→ **BLOC DE TEXTE**
------------------------------------------------------------------------

Il faut ajouter à cela que la période actuelle d’inflation détourne les ménages de ce type d’achat et accélère la polarisation du marché. Des marques comme Zara, H&M ou Célio tentent des montées en gamme pour survivre avec plus ou moins de succès. En effet, le marché du luxe se porte, lui, particulièrement bien, tendance qui reflète plus généralement la hausse des inégalités dans la société : pour des riches de plus en plus riches, les habits de luxe et pour les pauvres, de plus en plus pauvres, la seconde main mais, surtout, la fast-fashion à tout petits prix. En 2021, c’est 70 % des ventes d’habillement qui ont eu lieu sur des entrées de gamme, comme en témoigne le succès des enseignes Kiabi dont le chiffre d’affaires a augmenté de 10 % en 2022. Ces enseignes investissent également dans le marché juteux de la seconde main en proposant ce service dans leur magasin et grignotent des parts de marché aux start-ups de ce secteur qui tentent d’entrer sur le marché. Dans la société capitaliste, ce sont très souvent les plus gros qui gagnent.

------------------------------------------------------------------------

→ **CONSIGNE**
Restituez intégralement le texte sur le marché de l'habillement, sans y changer un seul mot. Seul le texte ci-dessus sert de référence.

(Lignes issues d'une source de données)

------------------------------------------------------------------------

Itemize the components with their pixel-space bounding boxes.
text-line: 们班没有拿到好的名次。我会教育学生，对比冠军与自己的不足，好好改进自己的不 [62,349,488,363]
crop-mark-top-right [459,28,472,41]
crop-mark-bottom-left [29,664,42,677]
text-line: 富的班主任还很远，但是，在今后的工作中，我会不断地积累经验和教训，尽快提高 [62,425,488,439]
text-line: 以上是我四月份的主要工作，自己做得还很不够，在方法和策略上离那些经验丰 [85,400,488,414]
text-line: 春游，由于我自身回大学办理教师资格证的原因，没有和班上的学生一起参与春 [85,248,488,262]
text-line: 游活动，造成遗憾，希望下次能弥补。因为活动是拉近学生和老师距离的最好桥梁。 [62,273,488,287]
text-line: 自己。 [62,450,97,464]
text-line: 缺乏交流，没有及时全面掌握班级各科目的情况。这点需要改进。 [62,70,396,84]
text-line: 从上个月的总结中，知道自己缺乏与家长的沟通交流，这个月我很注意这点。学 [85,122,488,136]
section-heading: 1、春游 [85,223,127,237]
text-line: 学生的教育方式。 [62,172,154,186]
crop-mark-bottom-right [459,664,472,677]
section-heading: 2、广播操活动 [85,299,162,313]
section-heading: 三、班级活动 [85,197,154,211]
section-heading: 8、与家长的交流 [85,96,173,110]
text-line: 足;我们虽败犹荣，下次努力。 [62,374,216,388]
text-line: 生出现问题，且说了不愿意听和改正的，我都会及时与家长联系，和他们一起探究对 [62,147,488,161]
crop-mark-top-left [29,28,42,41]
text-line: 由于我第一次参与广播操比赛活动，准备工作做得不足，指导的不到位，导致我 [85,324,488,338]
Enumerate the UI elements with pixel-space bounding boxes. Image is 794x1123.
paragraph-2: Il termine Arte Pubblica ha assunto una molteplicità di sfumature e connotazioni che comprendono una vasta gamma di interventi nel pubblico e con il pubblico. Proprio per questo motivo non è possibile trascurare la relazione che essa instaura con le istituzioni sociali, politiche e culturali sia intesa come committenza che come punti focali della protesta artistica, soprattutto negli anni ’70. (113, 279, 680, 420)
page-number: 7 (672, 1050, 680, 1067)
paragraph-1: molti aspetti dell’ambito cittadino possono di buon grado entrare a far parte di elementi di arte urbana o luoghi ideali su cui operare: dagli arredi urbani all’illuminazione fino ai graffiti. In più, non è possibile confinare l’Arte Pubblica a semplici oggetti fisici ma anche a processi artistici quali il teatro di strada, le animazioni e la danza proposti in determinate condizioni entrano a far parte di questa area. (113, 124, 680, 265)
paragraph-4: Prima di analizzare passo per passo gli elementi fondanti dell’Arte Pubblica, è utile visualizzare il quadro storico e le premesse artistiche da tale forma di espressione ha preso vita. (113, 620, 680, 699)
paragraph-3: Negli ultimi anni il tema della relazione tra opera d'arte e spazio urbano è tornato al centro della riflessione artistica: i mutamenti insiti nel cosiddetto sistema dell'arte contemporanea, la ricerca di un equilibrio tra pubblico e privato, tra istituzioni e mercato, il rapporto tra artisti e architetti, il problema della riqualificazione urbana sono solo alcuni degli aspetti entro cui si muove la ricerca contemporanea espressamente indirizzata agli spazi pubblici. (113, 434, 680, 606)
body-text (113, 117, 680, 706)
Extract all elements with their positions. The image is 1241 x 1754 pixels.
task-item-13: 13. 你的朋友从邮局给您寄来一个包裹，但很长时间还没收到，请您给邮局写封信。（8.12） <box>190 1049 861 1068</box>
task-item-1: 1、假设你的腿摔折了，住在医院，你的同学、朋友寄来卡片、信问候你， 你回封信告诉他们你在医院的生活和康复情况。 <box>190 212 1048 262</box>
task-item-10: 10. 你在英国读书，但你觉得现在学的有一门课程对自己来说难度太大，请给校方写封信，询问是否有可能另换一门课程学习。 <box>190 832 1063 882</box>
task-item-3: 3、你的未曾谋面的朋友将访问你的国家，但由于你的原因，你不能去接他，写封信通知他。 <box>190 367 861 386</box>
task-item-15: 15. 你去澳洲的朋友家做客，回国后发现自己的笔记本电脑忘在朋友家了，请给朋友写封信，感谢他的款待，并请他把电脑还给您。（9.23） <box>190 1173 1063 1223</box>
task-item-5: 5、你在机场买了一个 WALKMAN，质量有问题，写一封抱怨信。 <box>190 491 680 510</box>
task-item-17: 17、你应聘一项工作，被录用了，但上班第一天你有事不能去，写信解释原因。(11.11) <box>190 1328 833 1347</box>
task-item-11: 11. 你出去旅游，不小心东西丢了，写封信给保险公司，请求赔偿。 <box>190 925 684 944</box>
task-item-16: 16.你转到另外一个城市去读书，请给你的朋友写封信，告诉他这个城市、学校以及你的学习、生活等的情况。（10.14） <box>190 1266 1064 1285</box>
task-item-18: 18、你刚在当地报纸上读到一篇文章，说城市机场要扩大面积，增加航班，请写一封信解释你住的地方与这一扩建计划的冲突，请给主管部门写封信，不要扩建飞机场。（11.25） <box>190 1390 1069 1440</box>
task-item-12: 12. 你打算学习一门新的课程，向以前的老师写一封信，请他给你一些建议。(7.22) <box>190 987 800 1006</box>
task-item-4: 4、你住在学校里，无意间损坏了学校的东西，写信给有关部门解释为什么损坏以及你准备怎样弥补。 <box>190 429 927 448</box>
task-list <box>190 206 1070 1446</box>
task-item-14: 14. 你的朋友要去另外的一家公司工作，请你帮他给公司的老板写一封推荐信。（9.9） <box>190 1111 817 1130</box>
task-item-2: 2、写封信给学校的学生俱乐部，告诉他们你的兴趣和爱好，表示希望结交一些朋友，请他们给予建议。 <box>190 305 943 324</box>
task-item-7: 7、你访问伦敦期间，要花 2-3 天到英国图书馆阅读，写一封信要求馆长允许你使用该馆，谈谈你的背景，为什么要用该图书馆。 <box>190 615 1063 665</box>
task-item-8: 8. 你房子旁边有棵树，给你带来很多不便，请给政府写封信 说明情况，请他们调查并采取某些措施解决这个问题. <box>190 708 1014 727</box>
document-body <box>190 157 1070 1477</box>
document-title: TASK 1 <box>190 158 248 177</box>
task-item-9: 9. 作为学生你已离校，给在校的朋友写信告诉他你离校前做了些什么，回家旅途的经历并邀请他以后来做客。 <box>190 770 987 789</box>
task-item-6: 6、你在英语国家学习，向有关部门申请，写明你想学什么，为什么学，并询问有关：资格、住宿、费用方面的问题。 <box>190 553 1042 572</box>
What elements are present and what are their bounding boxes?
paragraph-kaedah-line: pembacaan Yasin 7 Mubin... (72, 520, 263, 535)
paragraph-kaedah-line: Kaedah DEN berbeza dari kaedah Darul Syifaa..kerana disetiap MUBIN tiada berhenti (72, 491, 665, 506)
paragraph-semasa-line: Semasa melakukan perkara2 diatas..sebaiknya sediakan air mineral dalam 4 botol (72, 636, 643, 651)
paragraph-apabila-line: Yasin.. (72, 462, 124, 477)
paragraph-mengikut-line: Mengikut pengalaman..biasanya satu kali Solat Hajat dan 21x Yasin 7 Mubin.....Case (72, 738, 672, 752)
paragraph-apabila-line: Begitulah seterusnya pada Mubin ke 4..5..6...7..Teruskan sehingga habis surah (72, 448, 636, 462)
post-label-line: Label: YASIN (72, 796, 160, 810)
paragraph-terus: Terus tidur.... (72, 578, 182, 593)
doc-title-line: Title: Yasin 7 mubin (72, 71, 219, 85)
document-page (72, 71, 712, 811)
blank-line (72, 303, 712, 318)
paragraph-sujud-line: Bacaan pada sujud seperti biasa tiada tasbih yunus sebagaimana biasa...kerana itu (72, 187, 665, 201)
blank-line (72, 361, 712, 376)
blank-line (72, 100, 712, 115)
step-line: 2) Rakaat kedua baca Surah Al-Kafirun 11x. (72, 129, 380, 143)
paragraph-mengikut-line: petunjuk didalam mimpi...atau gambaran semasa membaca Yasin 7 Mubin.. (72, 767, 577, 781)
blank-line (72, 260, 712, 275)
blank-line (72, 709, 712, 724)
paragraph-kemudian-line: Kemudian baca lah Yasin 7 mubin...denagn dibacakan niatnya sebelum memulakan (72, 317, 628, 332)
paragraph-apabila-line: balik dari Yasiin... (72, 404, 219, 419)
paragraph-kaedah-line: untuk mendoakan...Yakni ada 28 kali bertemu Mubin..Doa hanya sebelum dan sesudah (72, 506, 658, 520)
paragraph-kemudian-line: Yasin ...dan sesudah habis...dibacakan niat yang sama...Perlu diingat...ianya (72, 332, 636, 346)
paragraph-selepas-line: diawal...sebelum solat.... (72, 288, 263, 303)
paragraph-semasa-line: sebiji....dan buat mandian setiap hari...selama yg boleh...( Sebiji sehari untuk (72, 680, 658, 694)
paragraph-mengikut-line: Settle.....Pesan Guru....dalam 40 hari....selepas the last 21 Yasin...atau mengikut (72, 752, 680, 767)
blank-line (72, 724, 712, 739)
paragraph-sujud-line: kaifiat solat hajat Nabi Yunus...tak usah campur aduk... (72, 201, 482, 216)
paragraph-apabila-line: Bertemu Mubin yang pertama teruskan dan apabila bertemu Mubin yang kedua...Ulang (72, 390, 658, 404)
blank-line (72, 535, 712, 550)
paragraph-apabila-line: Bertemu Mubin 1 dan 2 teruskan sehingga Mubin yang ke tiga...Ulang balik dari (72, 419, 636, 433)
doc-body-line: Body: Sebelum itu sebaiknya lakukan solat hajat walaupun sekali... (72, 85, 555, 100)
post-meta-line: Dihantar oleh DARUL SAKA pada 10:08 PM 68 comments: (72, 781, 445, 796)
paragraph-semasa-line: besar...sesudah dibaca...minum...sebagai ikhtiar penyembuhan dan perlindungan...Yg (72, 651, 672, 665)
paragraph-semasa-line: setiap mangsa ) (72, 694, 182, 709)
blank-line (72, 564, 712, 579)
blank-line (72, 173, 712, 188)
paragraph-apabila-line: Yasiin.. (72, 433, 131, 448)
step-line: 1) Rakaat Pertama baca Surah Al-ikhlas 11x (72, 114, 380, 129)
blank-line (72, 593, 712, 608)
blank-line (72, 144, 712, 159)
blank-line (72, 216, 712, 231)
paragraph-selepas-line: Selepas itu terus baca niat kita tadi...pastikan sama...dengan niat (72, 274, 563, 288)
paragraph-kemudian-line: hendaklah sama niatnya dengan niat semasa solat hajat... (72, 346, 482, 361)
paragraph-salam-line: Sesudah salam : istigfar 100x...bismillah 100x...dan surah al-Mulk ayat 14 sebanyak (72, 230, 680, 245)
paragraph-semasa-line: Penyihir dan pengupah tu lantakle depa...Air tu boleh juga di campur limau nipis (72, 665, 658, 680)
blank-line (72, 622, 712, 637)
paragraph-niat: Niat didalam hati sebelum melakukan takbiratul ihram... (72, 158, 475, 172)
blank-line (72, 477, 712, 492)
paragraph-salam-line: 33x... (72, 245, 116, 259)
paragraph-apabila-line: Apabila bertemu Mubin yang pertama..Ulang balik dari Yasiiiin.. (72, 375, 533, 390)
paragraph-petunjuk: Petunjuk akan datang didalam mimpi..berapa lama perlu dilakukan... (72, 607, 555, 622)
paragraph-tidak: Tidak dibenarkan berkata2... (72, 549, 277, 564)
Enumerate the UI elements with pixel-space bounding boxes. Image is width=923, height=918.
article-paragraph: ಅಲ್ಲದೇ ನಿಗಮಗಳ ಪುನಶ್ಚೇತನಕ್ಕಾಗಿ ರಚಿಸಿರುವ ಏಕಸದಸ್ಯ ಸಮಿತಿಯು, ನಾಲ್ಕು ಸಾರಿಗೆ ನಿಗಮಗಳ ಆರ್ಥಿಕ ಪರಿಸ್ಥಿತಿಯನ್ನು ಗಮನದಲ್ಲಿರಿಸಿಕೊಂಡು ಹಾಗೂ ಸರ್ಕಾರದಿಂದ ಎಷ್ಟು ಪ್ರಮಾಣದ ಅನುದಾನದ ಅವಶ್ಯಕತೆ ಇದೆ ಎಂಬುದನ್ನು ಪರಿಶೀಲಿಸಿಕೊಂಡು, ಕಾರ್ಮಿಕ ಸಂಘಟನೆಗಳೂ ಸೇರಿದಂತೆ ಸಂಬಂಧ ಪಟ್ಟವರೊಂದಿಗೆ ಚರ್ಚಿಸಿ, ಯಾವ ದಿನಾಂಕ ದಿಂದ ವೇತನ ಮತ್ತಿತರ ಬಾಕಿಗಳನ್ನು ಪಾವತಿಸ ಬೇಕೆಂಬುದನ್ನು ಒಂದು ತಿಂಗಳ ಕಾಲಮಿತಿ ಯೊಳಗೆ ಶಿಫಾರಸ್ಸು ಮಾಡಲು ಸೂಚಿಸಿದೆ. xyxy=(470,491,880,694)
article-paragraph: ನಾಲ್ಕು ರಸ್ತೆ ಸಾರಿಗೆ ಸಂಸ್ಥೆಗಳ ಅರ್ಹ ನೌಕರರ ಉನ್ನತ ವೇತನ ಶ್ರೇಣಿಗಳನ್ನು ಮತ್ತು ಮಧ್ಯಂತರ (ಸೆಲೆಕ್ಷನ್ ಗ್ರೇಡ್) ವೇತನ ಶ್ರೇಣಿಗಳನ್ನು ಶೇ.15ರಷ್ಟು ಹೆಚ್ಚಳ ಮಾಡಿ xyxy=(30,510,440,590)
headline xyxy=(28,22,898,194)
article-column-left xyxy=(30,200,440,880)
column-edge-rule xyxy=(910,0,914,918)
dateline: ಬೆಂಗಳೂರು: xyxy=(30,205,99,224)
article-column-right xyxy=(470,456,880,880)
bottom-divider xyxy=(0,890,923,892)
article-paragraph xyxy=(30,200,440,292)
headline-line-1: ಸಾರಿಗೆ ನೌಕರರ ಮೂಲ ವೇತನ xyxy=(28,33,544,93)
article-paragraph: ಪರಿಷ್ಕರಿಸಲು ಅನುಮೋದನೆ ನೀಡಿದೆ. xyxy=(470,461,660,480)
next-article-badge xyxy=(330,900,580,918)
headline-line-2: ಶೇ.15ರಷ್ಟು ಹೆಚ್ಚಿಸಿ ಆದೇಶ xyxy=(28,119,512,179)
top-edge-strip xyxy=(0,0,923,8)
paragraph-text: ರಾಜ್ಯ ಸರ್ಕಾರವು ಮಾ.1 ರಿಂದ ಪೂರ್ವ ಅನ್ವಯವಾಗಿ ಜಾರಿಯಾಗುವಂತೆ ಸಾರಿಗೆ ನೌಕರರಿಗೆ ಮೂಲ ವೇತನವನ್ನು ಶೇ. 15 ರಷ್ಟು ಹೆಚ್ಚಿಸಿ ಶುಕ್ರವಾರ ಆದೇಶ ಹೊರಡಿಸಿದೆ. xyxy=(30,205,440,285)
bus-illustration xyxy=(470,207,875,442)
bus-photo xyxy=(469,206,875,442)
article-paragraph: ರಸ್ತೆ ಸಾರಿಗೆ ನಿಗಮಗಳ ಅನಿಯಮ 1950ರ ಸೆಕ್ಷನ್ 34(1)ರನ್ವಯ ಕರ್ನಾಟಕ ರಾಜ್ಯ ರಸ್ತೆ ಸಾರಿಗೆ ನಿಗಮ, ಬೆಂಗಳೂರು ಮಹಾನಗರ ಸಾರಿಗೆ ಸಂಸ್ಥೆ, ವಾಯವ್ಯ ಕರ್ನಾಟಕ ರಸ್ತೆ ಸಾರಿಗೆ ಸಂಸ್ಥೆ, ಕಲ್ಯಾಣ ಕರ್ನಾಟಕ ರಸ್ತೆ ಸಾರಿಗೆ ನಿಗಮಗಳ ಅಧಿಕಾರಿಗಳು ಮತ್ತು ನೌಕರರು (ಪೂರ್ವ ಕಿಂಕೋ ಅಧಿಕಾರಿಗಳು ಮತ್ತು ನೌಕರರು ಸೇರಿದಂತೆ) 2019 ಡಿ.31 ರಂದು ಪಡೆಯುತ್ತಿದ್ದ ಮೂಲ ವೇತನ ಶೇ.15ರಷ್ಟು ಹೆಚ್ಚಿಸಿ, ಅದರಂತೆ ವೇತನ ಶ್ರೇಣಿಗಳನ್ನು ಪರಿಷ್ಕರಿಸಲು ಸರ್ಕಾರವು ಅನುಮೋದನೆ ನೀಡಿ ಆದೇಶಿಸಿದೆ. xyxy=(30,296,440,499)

------------------------------------------------------------------------

→ **CORRIGÉ**
Il faut ajouter à cela que la période actuelle d’inflation détourne les ménages de ce type d’achat et accélère la polarisation du marché. Des marques comme Zara, H&M ou Célio tentent des montées en gamme pour survivre avec plus ou moins de succès. En effet, le marché du luxe se porte, lui, particulièrement bien, tendance qui reflète plus généralement la hausse des inégalités dans la société : pour des riches de plus en plus riches, les habits de luxe et pour les pauvres, de plus en plus pauvres, la seconde main mais, surtout, la fast-fashion à tout petits prix. En 2021, c’est 70 % des ventes d’habillement qui ont eu lieu sur des entrées de gamme, comme en témoigne le succès des enseignes Kiabi dont le chiffre d’affaires a augmenté de 10 % en 2022. Ces enseignes investissent également dans le marché juteux de la seconde main en proposant ce service dans leur magasin et grignotent des parts de marché aux start-ups de ce secteur qui tentent d’entrer sur le marché. Dans la société capitaliste, ce sont très souvent les plus gros qui gagnent.